▶ **Exercise inputs**
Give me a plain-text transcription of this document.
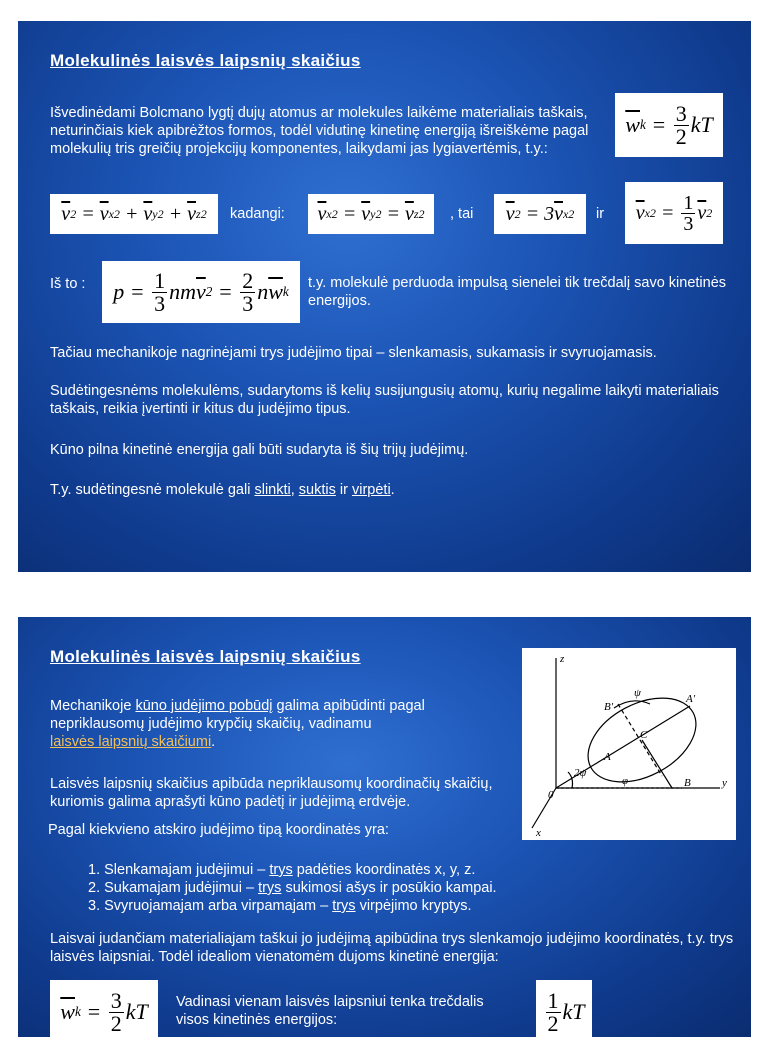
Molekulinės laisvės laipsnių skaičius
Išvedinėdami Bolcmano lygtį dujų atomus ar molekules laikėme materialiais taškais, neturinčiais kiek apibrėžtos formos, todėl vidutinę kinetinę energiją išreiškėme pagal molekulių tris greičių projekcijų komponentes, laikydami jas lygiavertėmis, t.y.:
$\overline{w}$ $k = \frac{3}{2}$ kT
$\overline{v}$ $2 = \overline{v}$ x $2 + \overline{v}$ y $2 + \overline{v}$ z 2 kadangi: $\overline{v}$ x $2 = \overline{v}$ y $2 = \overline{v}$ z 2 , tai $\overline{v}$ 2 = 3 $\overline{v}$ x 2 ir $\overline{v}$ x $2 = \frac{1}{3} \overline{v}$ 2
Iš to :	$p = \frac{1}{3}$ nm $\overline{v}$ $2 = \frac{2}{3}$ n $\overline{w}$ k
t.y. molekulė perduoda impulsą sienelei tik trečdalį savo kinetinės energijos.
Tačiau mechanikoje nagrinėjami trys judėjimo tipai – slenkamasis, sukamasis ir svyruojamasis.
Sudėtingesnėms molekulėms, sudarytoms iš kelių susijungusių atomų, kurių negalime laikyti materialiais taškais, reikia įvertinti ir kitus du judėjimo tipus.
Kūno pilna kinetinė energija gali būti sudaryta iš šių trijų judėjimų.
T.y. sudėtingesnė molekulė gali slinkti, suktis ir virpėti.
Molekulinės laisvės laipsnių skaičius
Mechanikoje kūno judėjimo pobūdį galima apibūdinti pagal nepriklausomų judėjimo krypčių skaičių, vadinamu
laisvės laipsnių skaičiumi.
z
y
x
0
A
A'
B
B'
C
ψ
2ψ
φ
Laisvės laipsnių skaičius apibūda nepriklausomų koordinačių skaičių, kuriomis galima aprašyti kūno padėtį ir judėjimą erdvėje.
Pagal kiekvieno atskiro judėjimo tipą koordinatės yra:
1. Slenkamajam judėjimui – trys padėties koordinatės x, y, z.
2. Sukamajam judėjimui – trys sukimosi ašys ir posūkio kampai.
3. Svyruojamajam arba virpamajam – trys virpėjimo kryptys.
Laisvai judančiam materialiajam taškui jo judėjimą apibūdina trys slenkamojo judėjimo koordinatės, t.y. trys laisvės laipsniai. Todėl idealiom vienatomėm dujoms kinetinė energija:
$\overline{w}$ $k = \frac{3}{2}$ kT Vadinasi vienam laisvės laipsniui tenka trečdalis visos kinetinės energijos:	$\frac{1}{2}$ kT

...

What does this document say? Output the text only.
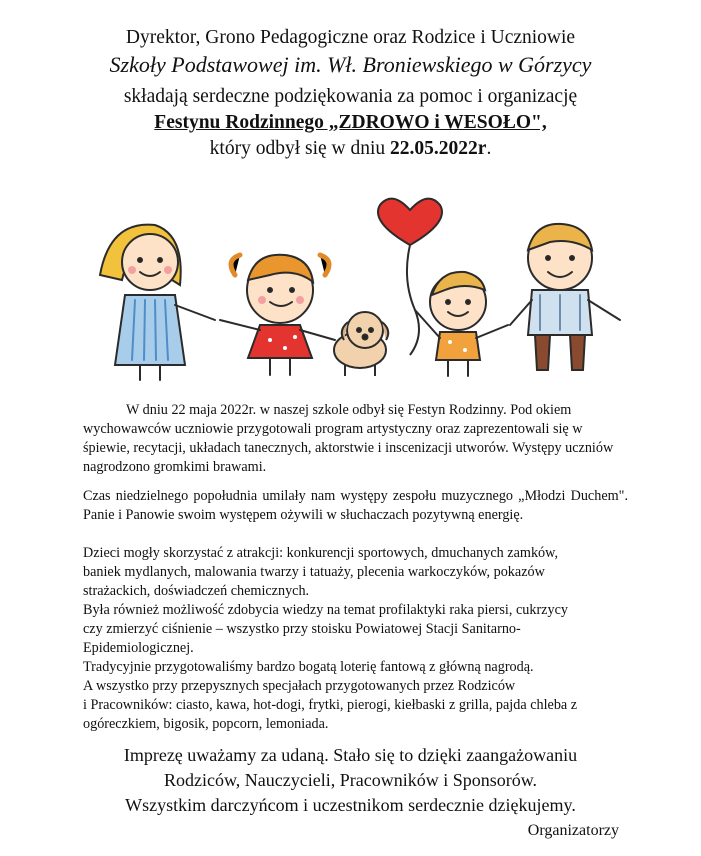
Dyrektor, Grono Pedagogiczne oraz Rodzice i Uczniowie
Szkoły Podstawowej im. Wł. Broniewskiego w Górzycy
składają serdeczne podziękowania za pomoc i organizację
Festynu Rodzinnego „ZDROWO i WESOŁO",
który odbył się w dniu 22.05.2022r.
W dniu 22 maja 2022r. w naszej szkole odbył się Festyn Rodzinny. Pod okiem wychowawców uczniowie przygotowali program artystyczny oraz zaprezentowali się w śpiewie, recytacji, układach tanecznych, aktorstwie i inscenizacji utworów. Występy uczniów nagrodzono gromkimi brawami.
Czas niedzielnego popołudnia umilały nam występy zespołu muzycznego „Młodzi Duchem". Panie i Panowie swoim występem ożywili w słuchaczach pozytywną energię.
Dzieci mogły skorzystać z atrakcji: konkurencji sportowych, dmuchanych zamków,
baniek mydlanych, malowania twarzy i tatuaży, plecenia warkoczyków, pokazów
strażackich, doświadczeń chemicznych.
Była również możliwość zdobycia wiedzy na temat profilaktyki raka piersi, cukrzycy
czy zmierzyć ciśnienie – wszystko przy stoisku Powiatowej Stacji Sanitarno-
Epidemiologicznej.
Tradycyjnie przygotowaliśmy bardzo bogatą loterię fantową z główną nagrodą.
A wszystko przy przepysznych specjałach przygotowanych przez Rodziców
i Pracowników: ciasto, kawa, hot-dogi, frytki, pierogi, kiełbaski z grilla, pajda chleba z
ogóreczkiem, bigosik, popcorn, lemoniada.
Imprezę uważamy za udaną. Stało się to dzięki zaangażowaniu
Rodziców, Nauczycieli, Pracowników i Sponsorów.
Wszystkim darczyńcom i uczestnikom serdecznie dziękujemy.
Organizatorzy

▶ **Your instructions**
Your answer should be a single number: the count of lines containing the word "judėjimui".

▶ **Task answer**
2